# START OF Supplied entries

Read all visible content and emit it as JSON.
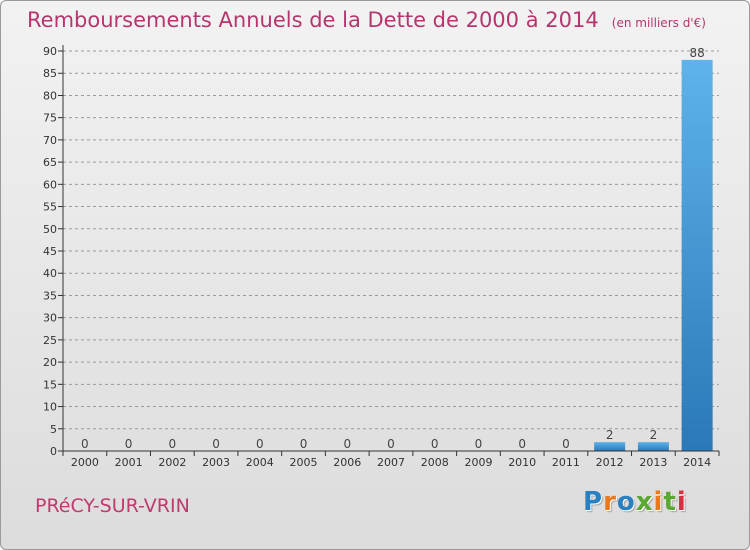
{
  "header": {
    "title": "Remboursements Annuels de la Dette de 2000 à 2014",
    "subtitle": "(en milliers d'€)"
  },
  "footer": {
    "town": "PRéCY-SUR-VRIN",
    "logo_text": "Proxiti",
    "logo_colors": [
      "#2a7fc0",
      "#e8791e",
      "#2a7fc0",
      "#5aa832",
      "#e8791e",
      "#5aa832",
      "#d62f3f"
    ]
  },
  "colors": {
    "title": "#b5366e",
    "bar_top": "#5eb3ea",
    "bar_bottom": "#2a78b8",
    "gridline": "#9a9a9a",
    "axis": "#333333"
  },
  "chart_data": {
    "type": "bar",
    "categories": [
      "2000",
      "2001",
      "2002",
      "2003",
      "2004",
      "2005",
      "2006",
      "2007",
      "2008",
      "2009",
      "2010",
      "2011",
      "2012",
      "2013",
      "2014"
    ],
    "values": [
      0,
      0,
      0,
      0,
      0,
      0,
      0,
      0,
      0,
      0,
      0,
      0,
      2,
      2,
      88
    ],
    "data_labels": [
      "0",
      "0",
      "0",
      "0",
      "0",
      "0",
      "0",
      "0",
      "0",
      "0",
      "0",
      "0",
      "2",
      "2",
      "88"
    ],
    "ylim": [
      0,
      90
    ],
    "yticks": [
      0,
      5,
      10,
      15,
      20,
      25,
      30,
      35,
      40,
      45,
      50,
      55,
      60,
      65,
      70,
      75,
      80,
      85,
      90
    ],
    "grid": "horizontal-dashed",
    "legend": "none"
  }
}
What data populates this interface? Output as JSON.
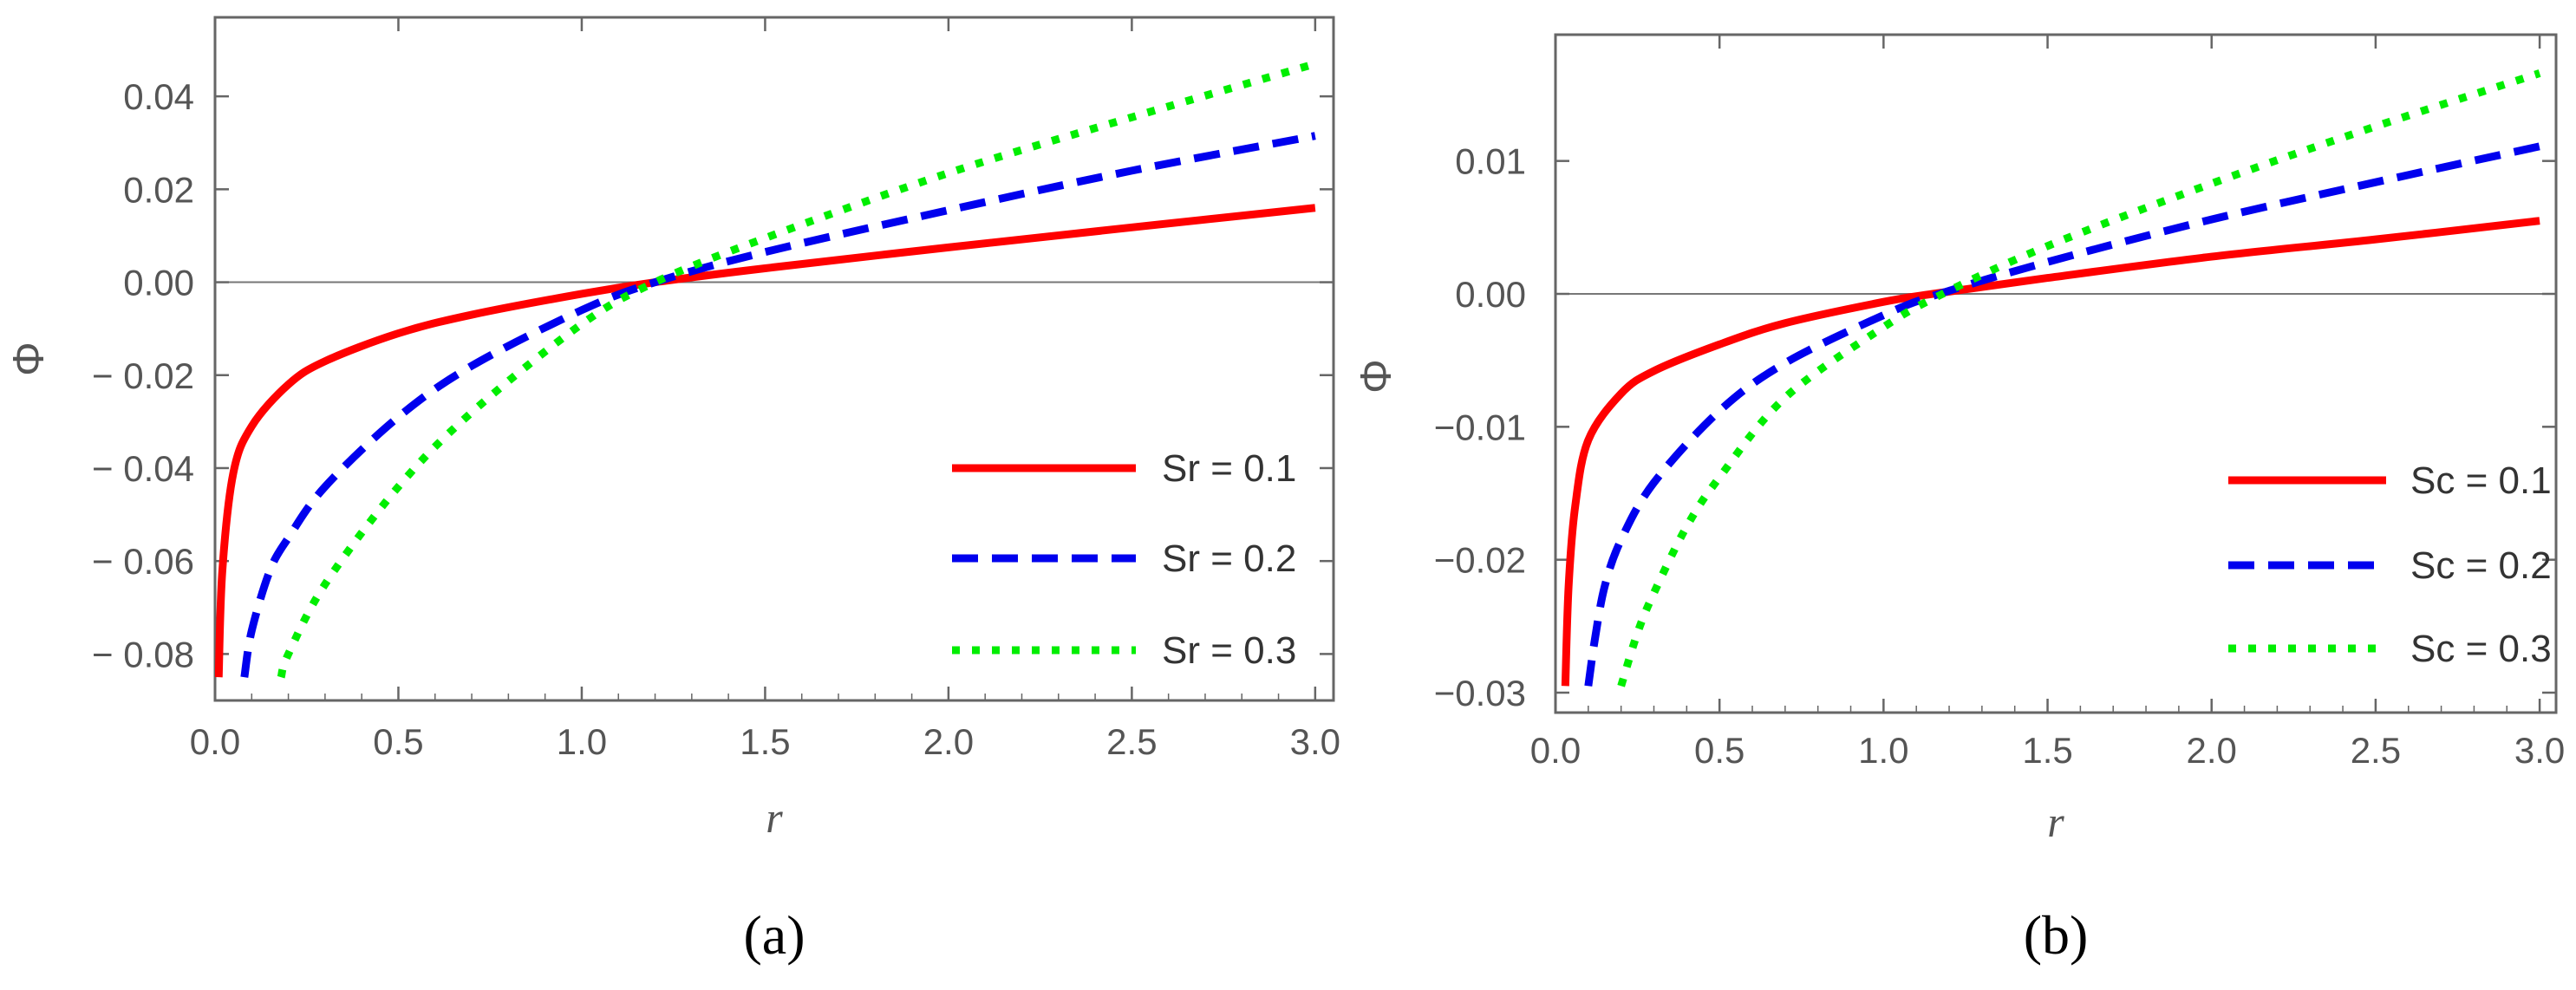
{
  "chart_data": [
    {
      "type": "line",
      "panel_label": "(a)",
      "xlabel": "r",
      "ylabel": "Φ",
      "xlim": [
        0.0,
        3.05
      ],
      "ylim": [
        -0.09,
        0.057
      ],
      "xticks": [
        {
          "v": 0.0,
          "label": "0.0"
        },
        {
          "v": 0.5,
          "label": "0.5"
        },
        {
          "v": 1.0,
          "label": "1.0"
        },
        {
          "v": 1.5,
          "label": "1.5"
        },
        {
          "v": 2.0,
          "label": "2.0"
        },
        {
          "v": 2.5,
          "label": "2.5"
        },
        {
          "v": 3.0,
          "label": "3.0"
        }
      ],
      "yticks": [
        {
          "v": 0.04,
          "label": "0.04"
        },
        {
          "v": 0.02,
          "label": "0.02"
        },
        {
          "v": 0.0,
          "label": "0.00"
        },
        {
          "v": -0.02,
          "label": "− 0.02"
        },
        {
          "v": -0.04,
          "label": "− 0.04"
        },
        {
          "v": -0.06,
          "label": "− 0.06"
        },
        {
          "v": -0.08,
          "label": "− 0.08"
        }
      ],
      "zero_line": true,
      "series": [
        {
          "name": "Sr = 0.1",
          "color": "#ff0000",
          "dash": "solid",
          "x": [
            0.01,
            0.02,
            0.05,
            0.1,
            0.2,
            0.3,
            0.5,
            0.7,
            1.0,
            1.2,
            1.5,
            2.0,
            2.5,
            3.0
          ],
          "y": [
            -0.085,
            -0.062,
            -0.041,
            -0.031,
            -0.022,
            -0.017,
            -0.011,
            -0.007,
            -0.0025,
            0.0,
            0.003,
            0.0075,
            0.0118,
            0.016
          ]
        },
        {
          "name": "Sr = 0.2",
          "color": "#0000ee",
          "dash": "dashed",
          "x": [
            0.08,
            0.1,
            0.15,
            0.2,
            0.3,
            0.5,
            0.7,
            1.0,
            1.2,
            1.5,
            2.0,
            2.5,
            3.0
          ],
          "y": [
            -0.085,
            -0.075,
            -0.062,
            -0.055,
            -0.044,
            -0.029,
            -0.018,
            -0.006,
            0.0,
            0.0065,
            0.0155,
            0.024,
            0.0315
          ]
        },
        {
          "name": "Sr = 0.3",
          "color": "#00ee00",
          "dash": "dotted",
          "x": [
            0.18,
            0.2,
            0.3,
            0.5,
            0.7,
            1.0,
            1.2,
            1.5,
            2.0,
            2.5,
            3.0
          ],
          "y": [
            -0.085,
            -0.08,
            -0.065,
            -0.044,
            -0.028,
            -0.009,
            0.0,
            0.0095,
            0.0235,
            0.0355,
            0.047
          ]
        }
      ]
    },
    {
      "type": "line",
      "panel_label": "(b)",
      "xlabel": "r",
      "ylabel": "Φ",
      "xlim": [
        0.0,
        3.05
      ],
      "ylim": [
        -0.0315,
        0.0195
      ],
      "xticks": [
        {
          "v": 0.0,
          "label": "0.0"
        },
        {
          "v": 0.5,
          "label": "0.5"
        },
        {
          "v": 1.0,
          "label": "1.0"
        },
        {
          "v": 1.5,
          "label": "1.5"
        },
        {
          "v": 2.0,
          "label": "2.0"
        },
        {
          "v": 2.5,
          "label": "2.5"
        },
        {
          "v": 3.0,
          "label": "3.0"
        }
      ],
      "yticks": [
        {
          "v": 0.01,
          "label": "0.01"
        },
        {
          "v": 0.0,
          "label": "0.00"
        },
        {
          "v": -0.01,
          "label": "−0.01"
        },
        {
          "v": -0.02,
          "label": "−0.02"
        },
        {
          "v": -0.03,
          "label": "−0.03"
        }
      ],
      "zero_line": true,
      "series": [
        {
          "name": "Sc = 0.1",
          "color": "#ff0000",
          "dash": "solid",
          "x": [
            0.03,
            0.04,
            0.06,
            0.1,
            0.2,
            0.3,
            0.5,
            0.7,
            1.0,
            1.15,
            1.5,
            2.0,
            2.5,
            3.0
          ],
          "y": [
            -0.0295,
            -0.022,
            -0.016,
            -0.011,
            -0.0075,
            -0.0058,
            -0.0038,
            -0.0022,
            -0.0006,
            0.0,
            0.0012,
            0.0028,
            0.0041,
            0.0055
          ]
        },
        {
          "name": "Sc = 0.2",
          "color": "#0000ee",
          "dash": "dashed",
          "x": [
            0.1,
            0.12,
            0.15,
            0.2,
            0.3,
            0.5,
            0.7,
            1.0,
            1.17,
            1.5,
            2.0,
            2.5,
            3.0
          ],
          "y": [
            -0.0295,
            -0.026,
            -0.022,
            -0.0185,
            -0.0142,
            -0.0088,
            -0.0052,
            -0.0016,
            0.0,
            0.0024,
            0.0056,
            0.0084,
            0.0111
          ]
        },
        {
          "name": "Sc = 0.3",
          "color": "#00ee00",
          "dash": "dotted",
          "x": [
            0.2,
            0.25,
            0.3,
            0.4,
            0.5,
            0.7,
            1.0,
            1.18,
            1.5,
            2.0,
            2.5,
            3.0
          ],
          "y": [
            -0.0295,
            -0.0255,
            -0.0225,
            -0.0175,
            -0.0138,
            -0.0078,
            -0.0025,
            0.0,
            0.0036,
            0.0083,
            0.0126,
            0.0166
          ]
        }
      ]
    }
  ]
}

# END OF Supplied entries

Work instructions |
Give all the lines above again, character for character, without pictures.

Task solution |
Read all visible content and emit it as JSON.
{
  "header": {
    "title": "Remboursements Annuels de la Dette de 2000 à 2014",
    "subtitle": "(en milliers d'€)"
  },
  "footer": {
    "town": "PRéCY-SUR-VRIN",
    "logo_text": "Proxiti",
    "logo_colors": [
      "#2a7fc0",
      "#e8791e",
      "#2a7fc0",
      "#5aa832",
      "#e8791e",
      "#5aa832",
      "#d62f3f"
    ]
  },
  "colors": {
    "title": "#b5366e",
    "bar_top": "#5eb3ea",
    "bar_bottom": "#2a78b8",
    "gridline": "#9a9a9a",
    "axis": "#333333"
  },
  "chart_data": {
    "type": "bar",
    "categories": [
      "2000",
      "2001",
      "2002",
      "2003",
      "2004",
      "2005",
      "2006",
      "2007",
      "2008",
      "2009",
      "2010",
      "2011",
      "2012",
      "2013",
      "2014"
    ],
    "values": [
      0,
      0,
      0,
      0,
      0,
      0,
      0,
      0,
      0,
      0,
      0,
      0,
      2,
      2,
      88
    ],
    "data_labels": [
      "0",
      "0",
      "0",
      "0",
      "0",
      "0",
      "0",
      "0",
      "0",
      "0",
      "0",
      "0",
      "2",
      "2",
      "88"
    ],
    "ylim": [
      0,
      90
    ],
    "yticks": [
      0,
      5,
      10,
      15,
      20,
      25,
      30,
      35,
      40,
      45,
      50,
      55,
      60,
      65,
      70,
      75,
      80,
      85,
      90
    ],
    "grid": "horizontal-dashed",
    "legend": "none"
  }
}
What data populates this interface? Output as JSON.
{
  "chart_data": [
    {
      "type": "line",
      "panel_label": "(a)",
      "xlabel": "r",
      "ylabel": "Φ",
      "xlim": [
        0.0,
        3.05
      ],
      "ylim": [
        -0.09,
        0.057
      ],
      "xticks": [
        {
          "v": 0.0,
          "label": "0.0"
        },
        {
          "v": 0.5,
          "label": "0.5"
        },
        {
          "v": 1.0,
          "label": "1.0"
        },
        {
          "v": 1.5,
          "label": "1.5"
        },
        {
          "v": 2.0,
          "label": "2.0"
        },
        {
          "v": 2.5,
          "label": "2.5"
        },
        {
          "v": 3.0,
          "label": "3.0"
        }
      ],
      "yticks": [
        {
          "v": 0.04,
          "label": "0.04"
        },
        {
          "v": 0.02,
          "label": "0.02"
        },
        {
          "v": 0.0,
          "label": "0.00"
        },
        {
          "v": -0.02,
          "label": "− 0.02"
        },
        {
          "v": -0.04,
          "label": "− 0.04"
        },
        {
          "v": -0.06,
          "label": "− 0.06"
        },
        {
          "v": -0.08,
          "label": "− 0.08"
        }
      ],
      "zero_line": true,
      "series": [
        {
          "name": "Sr = 0.1",
          "color": "#ff0000",
          "dash": "solid",
          "x": [
            0.01,
            0.02,
            0.05,
            0.1,
            0.2,
            0.3,
            0.5,
            0.7,
            1.0,
            1.2,
            1.5,
            2.0,
            2.5,
            3.0
          ],
          "y": [
            -0.085,
            -0.062,
            -0.041,
            -0.031,
            -0.022,
            -0.017,
            -0.011,
            -0.007,
            -0.0025,
            0.0,
            0.003,
            0.0075,
            0.0118,
            0.016
          ]
        },
        {
          "name": "Sr = 0.2",
          "color": "#0000ee",
          "dash": "dashed",
          "x": [
            0.08,
            0.1,
            0.15,
            0.2,
            0.3,
            0.5,
            0.7,
            1.0,
            1.2,
            1.5,
            2.0,
            2.5,
            3.0
          ],
          "y": [
            -0.085,
            -0.075,
            -0.062,
            -0.055,
            -0.044,
            -0.029,
            -0.018,
            -0.006,
            0.0,
            0.0065,
            0.0155,
            0.024,
            0.0315
          ]
        },
        {
          "name": "Sr = 0.3",
          "color": "#00ee00",
          "dash": "dotted",
          "x": [
            0.18,
            0.2,
            0.3,
            0.5,
            0.7,
            1.0,
            1.2,
            1.5,
            2.0,
            2.5,
            3.0
          ],
          "y": [
            -0.085,
            -0.08,
            -0.065,
            -0.044,
            -0.028,
            -0.009,
            0.0,
            0.0095,
            0.0235,
            0.0355,
            0.047
          ]
        }
      ]
    },
    {
      "type": "line",
      "panel_label": "(b)",
      "xlabel": "r",
      "ylabel": "Φ",
      "xlim": [
        0.0,
        3.05
      ],
      "ylim": [
        -0.0315,
        0.0195
      ],
      "xticks": [
        {
          "v": 0.0,
          "label": "0.0"
        },
        {
          "v": 0.5,
          "label": "0.5"
        },
        {
          "v": 1.0,
          "label": "1.0"
        },
        {
          "v": 1.5,
          "label": "1.5"
        },
        {
          "v": 2.0,
          "label": "2.0"
        },
        {
          "v": 2.5,
          "label": "2.5"
        },
        {
          "v": 3.0,
          "label": "3.0"
        }
      ],
      "yticks": [
        {
          "v": 0.01,
          "label": "0.01"
        },
        {
          "v": 0.0,
          "label": "0.00"
        },
        {
          "v": -0.01,
          "label": "−0.01"
        },
        {
          "v": -0.02,
          "label": "−0.02"
        },
        {
          "v": -0.03,
          "label": "−0.03"
        }
      ],
      "zero_line": true,
      "series": [
        {
          "name": "Sc = 0.1",
          "color": "#ff0000",
          "dash": "solid",
          "x": [
            0.03,
            0.04,
            0.06,
            0.1,
            0.2,
            0.3,
            0.5,
            0.7,
            1.0,
            1.15,
            1.5,
            2.0,
            2.5,
            3.0
          ],
          "y": [
            -0.0295,
            -0.022,
            -0.016,
            -0.011,
            -0.0075,
            -0.0058,
            -0.0038,
            -0.0022,
            -0.0006,
            0.0,
            0.0012,
            0.0028,
            0.0041,
            0.0055
          ]
        },
        {
          "name": "Sc = 0.2",
          "color": "#0000ee",
          "dash": "dashed",
          "x": [
            0.1,
            0.12,
            0.15,
            0.2,
            0.3,
            0.5,
            0.7,
            1.0,
            1.17,
            1.5,
            2.0,
            2.5,
            3.0
          ],
          "y": [
            -0.0295,
            -0.026,
            -0.022,
            -0.0185,
            -0.0142,
            -0.0088,
            -0.0052,
            -0.0016,
            0.0,
            0.0024,
            0.0056,
            0.0084,
            0.0111
          ]
        },
        {
          "name": "Sc = 0.3",
          "color": "#00ee00",
          "dash": "dotted",
          "x": [
            0.2,
            0.25,
            0.3,
            0.4,
            0.5,
            0.7,
            1.0,
            1.18,
            1.5,
            2.0,
            2.5,
            3.0
          ],
          "y": [
            -0.0295,
            -0.0255,
            -0.0225,
            -0.0175,
            -0.0138,
            -0.0078,
            -0.0025,
            0.0,
            0.0036,
            0.0083,
            0.0126,
            0.0166
          ]
        }
      ]
    }
  ]
}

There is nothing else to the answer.